I'm leaning toward one case wherein all avenues of evading the issue are covered. I don't have time, money, resources, or inclination to go thru this more than once. Only one short sentence stands between me and a new M4.
 
rabidgoldfish said:
As per caselaw, one can not be be charged with violating the NFA on post 86 guns.

The case is US vs. Rock Island Armory

http://www.cs.cmu.edu/afs/cs.cmu.edu/user/wbardwel/public/nfalist/rock_island.txt

http://en.wikipedia.org/wiki/Firearm_case_law

Wrong. One cannot be charged with violating Title 26 Section 5861. One can still be charged with violating 922(o). 922(o) simply replaces the tax payment requirement and the penalties for failing to register and pay the 200 dollars. Read the actual decision on findlaw, not a summary on wikipedia.

edit: Actually, I just looked at the link from cmu.edu and that has the complete text of the opinion. I suggest you read it.
 
file the paperwork that WILL be denied, and put up with what could be substantial annoyance from the whole process. Likewise for finding a CLEO to sign off the deal.

I applaud your efforts... Bypass the CLEO BS and incorporate. You get past one more hurdle that way. While you're getting a lot of attention here, you will soon find that we gunnies talk a good game, and we're especially good at critiquing the work of others on internet forums, but we don't often follow through. I have direct experience with this. :banghead: Ongoing, in fact.

I also submit to you that likely what ATF will do is not 'deny' your transfer, but simply not respond to your transfer. That avoids a pesky court defeat. What's more, the law (statutory) gives them complete discretion with regard to how much time they take to approve or deny a form. Unfortunately, again, for us, they not actually required to ever "deny" the transfer. They literally may keep re-cycling the form to the bottom of the stack. :scrutiny:


"but you can get an old expensive one" argument's stupidity into sharp relief

I don't mean to be insulting, so please don't take it that way. However, the world is divided into 2 groups.

1: Us.
2: Them.
-------------------------
_Exercise 1_
Copy the forum post word for word, starting with "file the paperwork" and going on through "off the deal.".
The forum post and the entries that follow it are unrelated to each other.

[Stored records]
-------------------------
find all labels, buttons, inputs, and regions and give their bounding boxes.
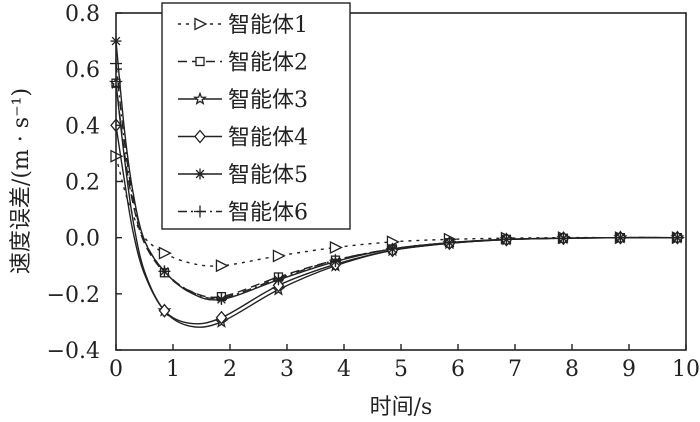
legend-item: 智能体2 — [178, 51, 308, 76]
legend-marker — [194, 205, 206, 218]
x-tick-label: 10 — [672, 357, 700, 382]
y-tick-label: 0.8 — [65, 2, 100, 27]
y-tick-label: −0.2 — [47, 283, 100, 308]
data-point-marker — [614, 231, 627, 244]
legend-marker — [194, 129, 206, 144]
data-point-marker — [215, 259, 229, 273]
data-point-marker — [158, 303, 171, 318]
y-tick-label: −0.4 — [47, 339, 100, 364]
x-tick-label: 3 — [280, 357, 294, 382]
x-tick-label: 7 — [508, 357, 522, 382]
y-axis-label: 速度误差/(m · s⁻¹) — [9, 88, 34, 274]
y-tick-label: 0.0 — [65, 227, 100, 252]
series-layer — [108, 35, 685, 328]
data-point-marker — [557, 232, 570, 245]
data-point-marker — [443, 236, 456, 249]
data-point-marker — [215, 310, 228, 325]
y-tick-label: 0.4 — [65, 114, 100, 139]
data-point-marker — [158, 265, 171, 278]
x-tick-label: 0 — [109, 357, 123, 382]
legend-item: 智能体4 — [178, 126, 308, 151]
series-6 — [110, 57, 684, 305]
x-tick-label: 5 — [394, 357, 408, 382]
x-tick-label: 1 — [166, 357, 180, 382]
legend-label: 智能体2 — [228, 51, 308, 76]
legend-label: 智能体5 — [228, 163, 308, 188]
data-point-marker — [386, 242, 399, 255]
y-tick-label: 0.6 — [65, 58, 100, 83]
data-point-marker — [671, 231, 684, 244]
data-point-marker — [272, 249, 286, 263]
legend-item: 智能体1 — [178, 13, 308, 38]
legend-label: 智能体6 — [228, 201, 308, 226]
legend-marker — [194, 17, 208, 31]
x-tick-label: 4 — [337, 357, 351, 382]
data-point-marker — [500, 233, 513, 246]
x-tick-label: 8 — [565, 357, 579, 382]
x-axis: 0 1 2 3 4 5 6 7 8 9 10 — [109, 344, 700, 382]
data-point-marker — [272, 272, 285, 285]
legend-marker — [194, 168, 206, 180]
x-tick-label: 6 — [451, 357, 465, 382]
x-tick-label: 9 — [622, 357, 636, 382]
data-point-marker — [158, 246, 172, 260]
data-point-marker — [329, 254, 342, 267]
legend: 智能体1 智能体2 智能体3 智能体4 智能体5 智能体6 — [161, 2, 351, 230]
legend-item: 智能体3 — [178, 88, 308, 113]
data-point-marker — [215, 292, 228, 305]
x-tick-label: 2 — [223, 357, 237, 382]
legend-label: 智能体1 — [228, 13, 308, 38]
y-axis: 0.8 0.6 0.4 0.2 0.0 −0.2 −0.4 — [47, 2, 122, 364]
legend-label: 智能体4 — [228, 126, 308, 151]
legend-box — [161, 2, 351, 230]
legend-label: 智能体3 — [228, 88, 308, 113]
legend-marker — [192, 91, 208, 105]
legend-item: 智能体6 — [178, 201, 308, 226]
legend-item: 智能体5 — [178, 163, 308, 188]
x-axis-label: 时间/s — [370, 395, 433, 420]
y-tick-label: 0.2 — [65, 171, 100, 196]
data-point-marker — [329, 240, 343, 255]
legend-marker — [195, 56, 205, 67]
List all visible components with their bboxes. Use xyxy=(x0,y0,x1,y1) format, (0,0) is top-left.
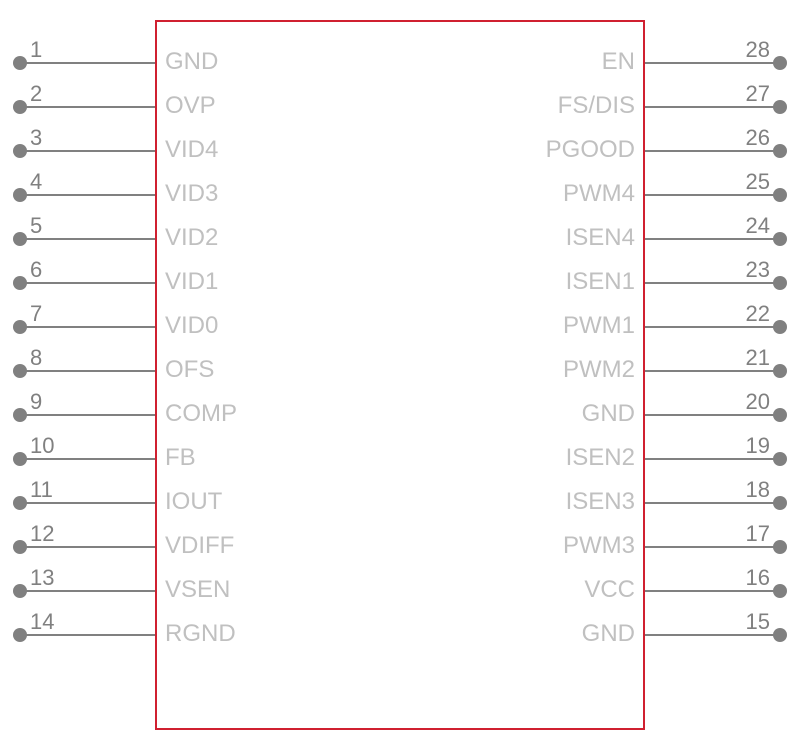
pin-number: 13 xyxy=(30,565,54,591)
-------------------------
_Exercise 2_
Turn the lines of the entries into a numbered list without blank lines, starting with the line with "legend-item: 智能体2 — [178, 51, 308, 76]" and going on through the line with "x-tick-label: 3 — [280, 357, 294, 382]". Include only those lines.

_Final answer 1_
file the paperwork that WILL be denied, and put up with what could be substantial annoyance from the whole process. Likewise for finding a CLEO to sign off the deal.

_Final answer 2_
1. legend-item: 智能体2 — [178, 51, 308, 76]
2. legend-marker — [194, 205, 206, 218]
3. x-tick-label: 10 — [672, 357, 700, 382]
4. y-tick-label: 0.8 — [65, 2, 100, 27]
5. y-tick-label: −0.2 — [47, 283, 100, 308]
6. data-point-marker — [614, 231, 627, 244]
7. legend-marker — [194, 129, 206, 144]
8. data-point-marker — [215, 259, 229, 273]
9. data-point-marker — [158, 303, 171, 318]
10. y-tick-label: −0.4 — [47, 339, 100, 364]
11. x-tick-label: 3 — [280, 357, 294, 382]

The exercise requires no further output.